● **What is being asked**
Output each line of the material exactly as it stands.

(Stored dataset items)
※

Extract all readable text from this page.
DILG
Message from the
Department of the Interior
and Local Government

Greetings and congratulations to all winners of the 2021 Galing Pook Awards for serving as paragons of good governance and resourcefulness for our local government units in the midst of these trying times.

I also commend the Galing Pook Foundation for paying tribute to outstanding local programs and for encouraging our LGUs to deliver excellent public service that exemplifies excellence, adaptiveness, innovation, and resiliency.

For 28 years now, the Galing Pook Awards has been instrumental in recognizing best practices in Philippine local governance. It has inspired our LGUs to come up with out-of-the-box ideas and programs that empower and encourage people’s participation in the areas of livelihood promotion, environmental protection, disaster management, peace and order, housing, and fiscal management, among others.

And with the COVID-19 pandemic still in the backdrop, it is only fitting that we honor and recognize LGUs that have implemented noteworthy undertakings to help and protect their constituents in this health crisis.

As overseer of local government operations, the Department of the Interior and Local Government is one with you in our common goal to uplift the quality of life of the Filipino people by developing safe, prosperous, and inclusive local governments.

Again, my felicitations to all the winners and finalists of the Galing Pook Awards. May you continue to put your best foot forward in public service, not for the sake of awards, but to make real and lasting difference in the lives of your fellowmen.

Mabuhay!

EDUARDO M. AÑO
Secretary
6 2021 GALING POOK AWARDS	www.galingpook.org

※

● **Response**
Extract all readable text from this page.
DILG
Message from the
Department of the Interior
and Local Government

Greetings and congratulations to all winners of the 2021 Galing Pook Awards for serving as paragons of good governance and resourcefulness for our local government units in the midst of these trying times.

I also commend the Galing Pook Foundation for paying tribute to outstanding local programs and for encouraging our LGUs to deliver excellent public service that exemplifies excellence, adaptiveness, innovation, and resiliency.

For 28 years now, the Galing Pook Awards has been instrumental in recognizing best practices in Philippine local governance. It has inspired our LGUs to come up with out-of-the-box ideas and programs that empower and encourage people’s participation in the areas of livelihood promotion, environmental protection, disaster management, peace and order, housing, and fiscal management, among others.

And with the COVID-19 pandemic still in the backdrop, it is only fitting that we honor and recognize LGUs that have implemented noteworthy undertakings to help and protect their constituents in this health crisis.

As overseer of local government operations, the Department of the Interior and Local Government is one with you in our common goal to uplift the quality of life of the Filipino people by developing safe, prosperous, and inclusive local governments.

Again, my felicitations to all the winners and finalists of the Galing Pook Awards. May you continue to put your best foot forward in public service, not for the sake of awards, but to make real and lasting difference in the lives of your fellowmen.

Mabuhay!

EDUARDO M. AÑO
Secretary
6 2021 GALING POOK AWARDS	www.galingpook.org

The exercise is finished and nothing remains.